Listing
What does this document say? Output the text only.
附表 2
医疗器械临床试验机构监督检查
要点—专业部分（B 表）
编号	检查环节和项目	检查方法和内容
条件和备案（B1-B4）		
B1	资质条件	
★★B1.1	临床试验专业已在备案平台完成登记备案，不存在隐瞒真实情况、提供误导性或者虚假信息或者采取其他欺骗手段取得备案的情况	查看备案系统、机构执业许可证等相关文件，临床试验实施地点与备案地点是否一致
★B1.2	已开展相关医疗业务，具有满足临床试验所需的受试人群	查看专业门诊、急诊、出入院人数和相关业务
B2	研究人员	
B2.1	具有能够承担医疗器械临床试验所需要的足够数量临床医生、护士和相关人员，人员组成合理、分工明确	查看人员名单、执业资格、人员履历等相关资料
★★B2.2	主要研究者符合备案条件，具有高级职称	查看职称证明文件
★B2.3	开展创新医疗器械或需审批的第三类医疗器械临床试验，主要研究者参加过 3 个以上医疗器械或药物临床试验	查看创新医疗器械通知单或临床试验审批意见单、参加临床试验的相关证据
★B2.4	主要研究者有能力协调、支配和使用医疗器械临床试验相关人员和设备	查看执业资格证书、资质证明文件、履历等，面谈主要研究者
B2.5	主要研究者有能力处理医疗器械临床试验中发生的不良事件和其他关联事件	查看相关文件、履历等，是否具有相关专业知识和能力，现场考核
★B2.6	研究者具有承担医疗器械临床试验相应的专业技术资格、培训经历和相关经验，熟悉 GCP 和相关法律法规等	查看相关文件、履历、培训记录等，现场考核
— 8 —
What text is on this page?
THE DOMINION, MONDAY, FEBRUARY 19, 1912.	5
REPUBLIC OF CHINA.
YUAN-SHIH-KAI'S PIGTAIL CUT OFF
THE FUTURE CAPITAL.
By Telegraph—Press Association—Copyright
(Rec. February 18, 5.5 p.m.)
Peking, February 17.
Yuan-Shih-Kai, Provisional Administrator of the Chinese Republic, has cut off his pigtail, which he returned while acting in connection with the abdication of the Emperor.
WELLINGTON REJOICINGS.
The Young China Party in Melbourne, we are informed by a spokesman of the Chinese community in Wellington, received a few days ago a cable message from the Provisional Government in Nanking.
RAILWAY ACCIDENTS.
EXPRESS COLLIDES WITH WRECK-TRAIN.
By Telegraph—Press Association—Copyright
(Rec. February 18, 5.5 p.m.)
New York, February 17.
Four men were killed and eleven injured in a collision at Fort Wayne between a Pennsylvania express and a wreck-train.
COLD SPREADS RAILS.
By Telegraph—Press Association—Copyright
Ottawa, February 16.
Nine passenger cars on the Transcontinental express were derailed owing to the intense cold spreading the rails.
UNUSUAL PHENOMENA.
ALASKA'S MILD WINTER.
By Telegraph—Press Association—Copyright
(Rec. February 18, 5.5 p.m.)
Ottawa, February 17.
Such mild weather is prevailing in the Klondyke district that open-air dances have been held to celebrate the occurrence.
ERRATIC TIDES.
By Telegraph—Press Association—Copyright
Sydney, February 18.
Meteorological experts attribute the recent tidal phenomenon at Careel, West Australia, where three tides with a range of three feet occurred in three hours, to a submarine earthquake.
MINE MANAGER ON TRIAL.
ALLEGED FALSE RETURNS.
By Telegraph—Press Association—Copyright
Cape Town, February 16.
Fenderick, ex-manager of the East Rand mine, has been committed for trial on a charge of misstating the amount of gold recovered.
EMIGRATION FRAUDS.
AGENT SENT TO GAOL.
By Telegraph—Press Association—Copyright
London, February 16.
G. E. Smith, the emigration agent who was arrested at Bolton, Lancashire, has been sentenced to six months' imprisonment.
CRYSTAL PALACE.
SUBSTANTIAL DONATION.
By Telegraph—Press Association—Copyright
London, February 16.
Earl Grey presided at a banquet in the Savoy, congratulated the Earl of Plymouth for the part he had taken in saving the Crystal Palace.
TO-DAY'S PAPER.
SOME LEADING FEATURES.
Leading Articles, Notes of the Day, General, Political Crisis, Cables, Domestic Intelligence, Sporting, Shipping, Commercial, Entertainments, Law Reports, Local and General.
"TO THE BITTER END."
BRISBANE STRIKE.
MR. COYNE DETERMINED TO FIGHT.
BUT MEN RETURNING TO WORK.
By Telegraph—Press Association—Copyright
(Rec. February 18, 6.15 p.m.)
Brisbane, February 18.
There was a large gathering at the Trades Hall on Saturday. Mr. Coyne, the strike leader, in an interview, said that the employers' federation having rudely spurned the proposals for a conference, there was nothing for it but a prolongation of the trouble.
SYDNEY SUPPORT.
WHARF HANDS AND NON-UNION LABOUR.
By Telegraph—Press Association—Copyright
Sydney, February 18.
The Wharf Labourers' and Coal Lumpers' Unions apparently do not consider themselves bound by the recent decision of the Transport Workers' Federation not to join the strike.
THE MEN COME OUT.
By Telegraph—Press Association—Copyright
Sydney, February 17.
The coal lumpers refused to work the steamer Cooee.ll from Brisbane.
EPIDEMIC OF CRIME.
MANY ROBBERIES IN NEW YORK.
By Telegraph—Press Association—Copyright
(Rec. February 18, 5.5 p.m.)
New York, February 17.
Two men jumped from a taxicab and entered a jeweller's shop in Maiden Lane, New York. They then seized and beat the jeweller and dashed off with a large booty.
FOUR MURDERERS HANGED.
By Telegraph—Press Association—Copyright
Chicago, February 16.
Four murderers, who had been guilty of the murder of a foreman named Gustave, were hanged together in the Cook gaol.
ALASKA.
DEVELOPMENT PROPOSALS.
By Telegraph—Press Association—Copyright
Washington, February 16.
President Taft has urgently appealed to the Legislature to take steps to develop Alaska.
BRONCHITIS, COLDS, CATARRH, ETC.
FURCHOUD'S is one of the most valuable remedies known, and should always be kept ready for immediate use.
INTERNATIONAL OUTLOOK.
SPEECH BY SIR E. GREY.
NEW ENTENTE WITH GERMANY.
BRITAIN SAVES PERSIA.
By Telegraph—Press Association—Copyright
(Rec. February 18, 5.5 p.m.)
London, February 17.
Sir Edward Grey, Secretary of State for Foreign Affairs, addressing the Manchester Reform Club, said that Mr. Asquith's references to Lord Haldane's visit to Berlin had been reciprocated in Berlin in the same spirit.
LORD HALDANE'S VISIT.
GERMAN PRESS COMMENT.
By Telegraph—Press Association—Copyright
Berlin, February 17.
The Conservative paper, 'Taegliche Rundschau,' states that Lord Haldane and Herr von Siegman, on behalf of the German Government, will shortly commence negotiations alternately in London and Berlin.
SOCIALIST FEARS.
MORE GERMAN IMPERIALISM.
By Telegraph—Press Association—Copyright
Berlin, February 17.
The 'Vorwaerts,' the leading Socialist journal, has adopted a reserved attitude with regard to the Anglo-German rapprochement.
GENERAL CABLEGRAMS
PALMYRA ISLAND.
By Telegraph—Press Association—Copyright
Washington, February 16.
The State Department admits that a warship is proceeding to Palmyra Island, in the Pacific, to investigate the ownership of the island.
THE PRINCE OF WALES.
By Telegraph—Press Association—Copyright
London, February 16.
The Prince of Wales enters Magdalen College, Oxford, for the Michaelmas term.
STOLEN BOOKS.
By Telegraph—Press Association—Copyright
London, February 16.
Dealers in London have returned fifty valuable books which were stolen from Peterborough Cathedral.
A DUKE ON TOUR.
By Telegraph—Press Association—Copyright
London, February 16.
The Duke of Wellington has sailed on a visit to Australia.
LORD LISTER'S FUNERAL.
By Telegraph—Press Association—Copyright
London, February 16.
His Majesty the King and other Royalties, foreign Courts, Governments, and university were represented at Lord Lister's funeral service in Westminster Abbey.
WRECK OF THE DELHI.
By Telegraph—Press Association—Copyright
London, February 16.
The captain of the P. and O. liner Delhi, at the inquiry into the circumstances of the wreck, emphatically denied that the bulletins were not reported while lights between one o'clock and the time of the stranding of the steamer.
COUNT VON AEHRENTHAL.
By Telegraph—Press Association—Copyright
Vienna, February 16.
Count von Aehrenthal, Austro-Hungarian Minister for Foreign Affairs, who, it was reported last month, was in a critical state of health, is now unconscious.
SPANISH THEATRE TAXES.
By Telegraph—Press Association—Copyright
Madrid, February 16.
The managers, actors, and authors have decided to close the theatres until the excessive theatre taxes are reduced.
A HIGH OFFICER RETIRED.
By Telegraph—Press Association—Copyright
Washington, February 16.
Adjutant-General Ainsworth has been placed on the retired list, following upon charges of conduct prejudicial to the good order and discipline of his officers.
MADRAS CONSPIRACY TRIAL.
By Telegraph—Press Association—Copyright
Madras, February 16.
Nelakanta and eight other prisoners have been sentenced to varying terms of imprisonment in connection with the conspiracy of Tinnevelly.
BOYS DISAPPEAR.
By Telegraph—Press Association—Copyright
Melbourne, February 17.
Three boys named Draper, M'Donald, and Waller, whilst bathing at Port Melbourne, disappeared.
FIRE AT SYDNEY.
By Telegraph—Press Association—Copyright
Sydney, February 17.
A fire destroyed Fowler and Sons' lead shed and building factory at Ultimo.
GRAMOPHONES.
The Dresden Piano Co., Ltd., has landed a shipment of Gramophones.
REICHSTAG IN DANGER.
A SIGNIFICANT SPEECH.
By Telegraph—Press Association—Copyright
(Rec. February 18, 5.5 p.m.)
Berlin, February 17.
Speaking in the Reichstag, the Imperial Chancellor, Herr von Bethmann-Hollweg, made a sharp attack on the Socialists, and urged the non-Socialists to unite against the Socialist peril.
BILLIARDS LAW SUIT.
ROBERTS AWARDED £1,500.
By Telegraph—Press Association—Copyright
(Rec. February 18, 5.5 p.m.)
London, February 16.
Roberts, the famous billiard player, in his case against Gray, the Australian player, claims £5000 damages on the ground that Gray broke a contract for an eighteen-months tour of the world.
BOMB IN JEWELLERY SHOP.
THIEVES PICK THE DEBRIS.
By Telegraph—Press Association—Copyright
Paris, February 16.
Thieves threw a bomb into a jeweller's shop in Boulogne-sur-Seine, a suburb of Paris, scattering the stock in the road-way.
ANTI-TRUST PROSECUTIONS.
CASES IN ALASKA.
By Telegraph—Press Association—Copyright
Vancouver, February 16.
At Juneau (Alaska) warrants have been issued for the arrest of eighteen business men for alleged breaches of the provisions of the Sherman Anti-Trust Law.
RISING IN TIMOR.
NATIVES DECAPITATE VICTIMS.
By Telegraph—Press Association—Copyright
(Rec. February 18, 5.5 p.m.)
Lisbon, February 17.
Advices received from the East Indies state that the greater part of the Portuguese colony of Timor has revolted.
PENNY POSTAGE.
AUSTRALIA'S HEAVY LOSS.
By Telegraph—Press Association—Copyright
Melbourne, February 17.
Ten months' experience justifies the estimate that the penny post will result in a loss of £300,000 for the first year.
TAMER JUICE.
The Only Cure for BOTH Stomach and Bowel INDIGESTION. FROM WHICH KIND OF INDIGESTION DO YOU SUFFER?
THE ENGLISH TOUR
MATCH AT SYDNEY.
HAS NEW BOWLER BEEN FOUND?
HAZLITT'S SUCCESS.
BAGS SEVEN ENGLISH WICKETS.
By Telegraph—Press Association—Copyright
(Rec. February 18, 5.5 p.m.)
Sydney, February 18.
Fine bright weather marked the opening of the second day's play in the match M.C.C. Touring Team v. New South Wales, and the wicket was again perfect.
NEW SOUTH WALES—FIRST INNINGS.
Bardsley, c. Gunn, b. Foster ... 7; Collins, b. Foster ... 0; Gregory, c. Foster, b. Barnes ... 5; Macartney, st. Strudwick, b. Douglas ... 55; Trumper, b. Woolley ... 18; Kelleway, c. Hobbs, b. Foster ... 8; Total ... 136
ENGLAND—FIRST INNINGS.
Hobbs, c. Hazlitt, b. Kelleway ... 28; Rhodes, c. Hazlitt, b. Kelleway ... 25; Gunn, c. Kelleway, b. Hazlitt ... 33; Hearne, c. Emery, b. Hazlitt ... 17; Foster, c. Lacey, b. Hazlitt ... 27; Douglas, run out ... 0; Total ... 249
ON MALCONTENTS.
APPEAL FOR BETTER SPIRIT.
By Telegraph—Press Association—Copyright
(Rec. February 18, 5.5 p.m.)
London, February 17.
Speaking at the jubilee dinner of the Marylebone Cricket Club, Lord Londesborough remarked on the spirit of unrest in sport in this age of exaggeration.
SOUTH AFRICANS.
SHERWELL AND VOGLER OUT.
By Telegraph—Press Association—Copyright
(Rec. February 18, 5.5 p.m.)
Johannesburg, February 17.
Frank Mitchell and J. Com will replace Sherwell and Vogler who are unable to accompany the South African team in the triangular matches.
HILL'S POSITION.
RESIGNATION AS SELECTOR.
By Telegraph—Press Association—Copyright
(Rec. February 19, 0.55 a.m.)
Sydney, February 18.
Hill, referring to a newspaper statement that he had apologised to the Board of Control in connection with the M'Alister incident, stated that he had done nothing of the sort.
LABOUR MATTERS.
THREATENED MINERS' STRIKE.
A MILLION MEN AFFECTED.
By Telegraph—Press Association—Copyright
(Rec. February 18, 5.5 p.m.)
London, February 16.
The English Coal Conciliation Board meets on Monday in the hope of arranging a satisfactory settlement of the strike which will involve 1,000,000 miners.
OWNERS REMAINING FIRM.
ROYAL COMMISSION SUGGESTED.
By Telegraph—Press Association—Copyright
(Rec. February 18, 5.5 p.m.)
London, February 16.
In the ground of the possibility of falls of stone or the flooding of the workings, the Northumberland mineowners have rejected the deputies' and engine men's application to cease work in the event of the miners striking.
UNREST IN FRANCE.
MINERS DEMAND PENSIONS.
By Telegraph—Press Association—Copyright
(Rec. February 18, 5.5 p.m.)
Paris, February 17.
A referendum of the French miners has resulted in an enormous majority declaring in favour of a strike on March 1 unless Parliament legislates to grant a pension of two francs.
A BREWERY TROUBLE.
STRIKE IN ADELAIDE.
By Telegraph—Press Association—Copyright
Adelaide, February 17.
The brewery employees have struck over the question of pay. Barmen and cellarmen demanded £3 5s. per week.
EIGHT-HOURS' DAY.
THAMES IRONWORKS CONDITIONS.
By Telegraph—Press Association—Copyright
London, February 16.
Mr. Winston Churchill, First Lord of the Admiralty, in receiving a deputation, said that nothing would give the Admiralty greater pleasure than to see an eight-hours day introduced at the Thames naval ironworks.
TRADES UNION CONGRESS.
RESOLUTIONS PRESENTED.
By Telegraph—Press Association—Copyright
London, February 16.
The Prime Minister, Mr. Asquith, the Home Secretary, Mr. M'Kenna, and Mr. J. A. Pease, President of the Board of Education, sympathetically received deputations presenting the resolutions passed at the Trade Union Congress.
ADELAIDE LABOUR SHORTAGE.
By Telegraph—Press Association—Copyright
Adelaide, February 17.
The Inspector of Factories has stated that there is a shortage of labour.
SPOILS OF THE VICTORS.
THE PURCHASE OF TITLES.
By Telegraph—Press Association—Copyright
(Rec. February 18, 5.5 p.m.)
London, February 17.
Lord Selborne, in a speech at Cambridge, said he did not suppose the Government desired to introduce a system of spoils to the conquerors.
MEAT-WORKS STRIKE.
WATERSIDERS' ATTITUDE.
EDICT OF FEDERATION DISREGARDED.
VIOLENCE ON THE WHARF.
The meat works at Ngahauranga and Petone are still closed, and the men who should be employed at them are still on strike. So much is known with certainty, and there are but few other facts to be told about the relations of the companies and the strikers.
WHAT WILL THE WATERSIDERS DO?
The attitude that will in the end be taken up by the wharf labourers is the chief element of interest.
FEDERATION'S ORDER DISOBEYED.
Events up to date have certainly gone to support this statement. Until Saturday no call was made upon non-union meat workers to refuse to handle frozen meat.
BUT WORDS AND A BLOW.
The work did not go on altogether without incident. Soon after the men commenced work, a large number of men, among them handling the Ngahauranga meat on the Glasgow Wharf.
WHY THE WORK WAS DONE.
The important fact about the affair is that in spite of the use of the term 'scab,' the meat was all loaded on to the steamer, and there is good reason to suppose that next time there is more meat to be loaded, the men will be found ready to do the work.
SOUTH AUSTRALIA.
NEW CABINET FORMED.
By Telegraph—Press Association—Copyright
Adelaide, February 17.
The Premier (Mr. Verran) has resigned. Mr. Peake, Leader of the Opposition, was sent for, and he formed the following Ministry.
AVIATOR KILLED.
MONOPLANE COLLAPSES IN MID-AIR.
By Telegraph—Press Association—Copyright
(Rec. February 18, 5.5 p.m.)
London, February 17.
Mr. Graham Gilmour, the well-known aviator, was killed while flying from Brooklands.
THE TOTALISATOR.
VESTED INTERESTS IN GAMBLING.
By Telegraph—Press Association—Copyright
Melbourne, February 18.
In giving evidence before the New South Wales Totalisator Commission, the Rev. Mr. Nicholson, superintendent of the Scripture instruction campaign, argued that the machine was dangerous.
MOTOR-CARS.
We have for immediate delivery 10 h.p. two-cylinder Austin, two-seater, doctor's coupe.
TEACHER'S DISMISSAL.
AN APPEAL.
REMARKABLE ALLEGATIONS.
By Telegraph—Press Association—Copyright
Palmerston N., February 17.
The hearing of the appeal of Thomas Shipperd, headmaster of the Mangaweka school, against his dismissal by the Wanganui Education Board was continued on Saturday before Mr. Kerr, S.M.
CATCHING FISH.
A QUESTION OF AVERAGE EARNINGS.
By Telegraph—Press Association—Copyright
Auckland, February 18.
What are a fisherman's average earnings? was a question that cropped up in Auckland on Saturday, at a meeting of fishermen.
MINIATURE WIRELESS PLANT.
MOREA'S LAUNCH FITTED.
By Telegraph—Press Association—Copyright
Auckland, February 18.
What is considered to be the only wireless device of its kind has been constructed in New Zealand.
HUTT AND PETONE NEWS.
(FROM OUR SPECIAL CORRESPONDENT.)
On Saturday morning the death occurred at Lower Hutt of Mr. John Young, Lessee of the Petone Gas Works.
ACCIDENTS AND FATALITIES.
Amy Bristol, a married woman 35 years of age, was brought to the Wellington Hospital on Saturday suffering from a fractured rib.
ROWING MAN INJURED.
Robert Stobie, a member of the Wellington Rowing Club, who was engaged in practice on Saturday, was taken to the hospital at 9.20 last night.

To do
Scan the listing above. Collect all lines with the word "occurred".

Problem solution
Meteorological experts attribute the recent tidal phenomenon at Careel, West Australia, where three tides with a range of three feet occurred in three hours, to a submarine earthquake.
On Saturday morning the death occurred at Lower Hutt of Mr. John Young, Lessee of the Petone Gas Works.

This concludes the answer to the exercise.